▶ [Your objective]: In this exercise, reproduce all the entries that follow exactly.

[Dataset items]
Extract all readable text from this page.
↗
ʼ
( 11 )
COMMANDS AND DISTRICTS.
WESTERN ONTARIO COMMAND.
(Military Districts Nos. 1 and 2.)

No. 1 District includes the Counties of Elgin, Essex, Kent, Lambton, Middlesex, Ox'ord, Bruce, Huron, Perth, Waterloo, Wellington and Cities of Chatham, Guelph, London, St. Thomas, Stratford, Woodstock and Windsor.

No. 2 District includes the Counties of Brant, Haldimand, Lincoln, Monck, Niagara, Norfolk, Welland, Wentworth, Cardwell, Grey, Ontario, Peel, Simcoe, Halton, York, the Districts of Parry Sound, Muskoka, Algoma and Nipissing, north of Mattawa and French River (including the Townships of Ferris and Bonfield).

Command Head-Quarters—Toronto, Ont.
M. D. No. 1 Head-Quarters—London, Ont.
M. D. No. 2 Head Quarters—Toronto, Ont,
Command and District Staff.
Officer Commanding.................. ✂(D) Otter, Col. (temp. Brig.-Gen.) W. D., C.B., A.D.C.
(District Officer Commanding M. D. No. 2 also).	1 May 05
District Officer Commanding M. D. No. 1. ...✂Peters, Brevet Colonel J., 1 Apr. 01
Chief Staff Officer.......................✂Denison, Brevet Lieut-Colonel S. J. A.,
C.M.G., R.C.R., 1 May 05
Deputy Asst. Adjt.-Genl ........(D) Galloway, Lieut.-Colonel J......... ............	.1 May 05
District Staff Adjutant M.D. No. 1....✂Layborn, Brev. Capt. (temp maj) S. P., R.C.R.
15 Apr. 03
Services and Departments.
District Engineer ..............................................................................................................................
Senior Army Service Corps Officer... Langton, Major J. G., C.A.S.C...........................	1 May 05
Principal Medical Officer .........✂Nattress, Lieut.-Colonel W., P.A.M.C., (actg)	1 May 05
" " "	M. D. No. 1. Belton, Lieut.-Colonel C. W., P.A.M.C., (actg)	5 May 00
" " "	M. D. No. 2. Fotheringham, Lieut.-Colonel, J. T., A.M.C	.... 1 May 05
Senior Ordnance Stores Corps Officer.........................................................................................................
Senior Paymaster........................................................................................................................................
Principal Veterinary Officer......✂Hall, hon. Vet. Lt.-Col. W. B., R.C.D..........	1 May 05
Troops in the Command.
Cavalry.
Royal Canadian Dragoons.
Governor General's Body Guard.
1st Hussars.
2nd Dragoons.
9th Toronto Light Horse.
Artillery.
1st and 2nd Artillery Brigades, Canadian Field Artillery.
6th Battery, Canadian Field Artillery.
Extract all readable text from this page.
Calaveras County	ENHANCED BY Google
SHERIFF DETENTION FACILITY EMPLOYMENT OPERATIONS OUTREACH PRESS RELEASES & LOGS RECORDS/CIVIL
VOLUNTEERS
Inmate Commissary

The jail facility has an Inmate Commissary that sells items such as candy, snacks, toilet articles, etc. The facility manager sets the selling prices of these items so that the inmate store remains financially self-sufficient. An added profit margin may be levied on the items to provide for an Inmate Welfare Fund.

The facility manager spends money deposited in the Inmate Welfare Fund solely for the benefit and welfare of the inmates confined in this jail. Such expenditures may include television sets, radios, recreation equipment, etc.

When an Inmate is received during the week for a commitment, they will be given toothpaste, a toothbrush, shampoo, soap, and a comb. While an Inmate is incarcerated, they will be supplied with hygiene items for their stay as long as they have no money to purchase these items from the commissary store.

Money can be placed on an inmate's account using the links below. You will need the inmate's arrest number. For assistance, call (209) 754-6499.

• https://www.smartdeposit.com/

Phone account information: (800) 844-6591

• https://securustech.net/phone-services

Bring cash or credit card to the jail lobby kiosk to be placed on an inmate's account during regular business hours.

▶ [Solution to this problem]:
Extract all readable text from this page.
↗
ʼ
( 11 )
COMMANDS AND DISTRICTS.
WESTERN ONTARIO COMMAND.
(Military Districts Nos. 1 and 2.)

No. 1 District includes the Counties of Elgin, Essex, Kent, Lambton, Middlesex, Ox'ord, Bruce, Huron, Perth, Waterloo, Wellington and Cities of Chatham, Guelph, London, St. Thomas, Stratford, Woodstock and Windsor.

No. 2 District includes the Counties of Brant, Haldimand, Lincoln, Monck, Niagara, Norfolk, Welland, Wentworth, Cardwell, Grey, Ontario, Peel, Simcoe, Halton, York, the Districts of Parry Sound, Muskoka, Algoma and Nipissing, north of Mattawa and French River (including the Townships of Ferris and Bonfield).

Command Head-Quarters—Toronto, Ont.
M. D. No. 1 Head-Quarters—London, Ont.
M. D. No. 2 Head Quarters—Toronto, Ont,
Command and District Staff.
Officer Commanding.................. ✂(D) Otter, Col. (temp. Brig.-Gen.) W. D., C.B., A.D.C.
(District Officer Commanding M. D. No. 2 also).	1 May 05
District Officer Commanding M. D. No. 1. ...✂Peters, Brevet Colonel J., 1 Apr. 01
Chief Staff Officer.......................✂Denison, Brevet Lieut-Colonel S. J. A.,
C.M.G., R.C.R., 1 May 05
Deputy Asst. Adjt.-Genl ........(D) Galloway, Lieut.-Colonel J......... ............	.1 May 05
District Staff Adjutant M.D. No. 1....✂Layborn, Brev. Capt. (temp maj) S. P., R.C.R.
15 Apr. 03
Services and Departments.
District Engineer ..............................................................................................................................
Senior Army Service Corps Officer... Langton, Major J. G., C.A.S.C...........................	1 May 05
Principal Medical Officer .........✂Nattress, Lieut.-Colonel W., P.A.M.C., (actg)	1 May 05
" " "	M. D. No. 1. Belton, Lieut.-Colonel C. W., P.A.M.C., (actg)	5 May 00
" " "	M. D. No. 2. Fotheringham, Lieut.-Colonel, J. T., A.M.C	.... 1 May 05
Senior Ordnance Stores Corps Officer.........................................................................................................
Senior Paymaster........................................................................................................................................
Principal Veterinary Officer......✂Hall, hon. Vet. Lt.-Col. W. B., R.C.D..........	1 May 05
Troops in the Command.
Cavalry.
Royal Canadian Dragoons.
Governor General's Body Guard.
1st Hussars.
2nd Dragoons.
9th Toronto Light Horse.
Artillery.
1st and 2nd Artillery Brigades, Canadian Field Artillery.
6th Battery, Canadian Field Artillery.
Extract all readable text from this page.
Calaveras County	ENHANCED BY Google
SHERIFF DETENTION FACILITY EMPLOYMENT OPERATIONS OUTREACH PRESS RELEASES & LOGS RECORDS/CIVIL
VOLUNTEERS
Inmate Commissary

The jail facility has an Inmate Commissary that sells items such as candy, snacks, toilet articles, etc. The facility manager sets the selling prices of these items so that the inmate store remains financially self-sufficient. An added profit margin may be levied on the items to provide for an Inmate Welfare Fund.

The facility manager spends money deposited in the Inmate Welfare Fund solely for the benefit and welfare of the inmates confined in this jail. Such expenditures may include television sets, radios, recreation equipment, etc.

When an Inmate is received during the week for a commitment, they will be given toothpaste, a toothbrush, shampoo, soap, and a comb. While an Inmate is incarcerated, they will be supplied with hygiene items for their stay as long as they have no money to purchase these items from the commissary store.

Money can be placed on an inmate's account using the links below. You will need the inmate's arrest number. For assistance, call (209) 754-6499.

• https://www.smartdeposit.com/

Phone account information: (800) 844-6591

• https://securustech.net/phone-services

Bring cash or credit card to the jail lobby kiosk to be placed on an inmate's account during regular business hours.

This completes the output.